## Excerpted records
▬▬▬▬▬▬

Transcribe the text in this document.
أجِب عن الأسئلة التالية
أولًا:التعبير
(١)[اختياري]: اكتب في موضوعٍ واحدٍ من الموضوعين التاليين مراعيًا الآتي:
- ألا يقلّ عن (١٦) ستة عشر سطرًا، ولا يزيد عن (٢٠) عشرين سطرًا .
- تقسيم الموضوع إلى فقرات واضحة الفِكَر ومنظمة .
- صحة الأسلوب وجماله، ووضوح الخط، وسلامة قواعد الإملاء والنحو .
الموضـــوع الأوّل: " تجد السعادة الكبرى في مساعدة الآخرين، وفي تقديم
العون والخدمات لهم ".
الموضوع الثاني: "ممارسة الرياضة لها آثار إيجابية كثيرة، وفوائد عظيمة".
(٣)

▬▬▬▬▬▬

## Aim of the task
Write out every entry again exactly, please, with nothing missing.

## Task result
Transcribe the text in this document.
أجِب عن الأسئلة التالية
أولًا:التعبير
(١)[اختياري]: اكتب في موضوعٍ واحدٍ من الموضوعين التاليين مراعيًا الآتي:
- ألا يقلّ عن (١٦) ستة عشر سطرًا، ولا يزيد عن (٢٠) عشرين سطرًا .
- تقسيم الموضوع إلى فقرات واضحة الفِكَر ومنظمة .
- صحة الأسلوب وجماله، ووضوح الخط، وسلامة قواعد الإملاء والنحو .
الموضـــوع الأوّل: " تجد السعادة الكبرى في مساعدة الآخرين، وفي تقديم
العون والخدمات لهم ".
الموضوع الثاني: "ممارسة الرياضة لها آثار إيجابية كثيرة، وفوائد عظيمة".
(٣)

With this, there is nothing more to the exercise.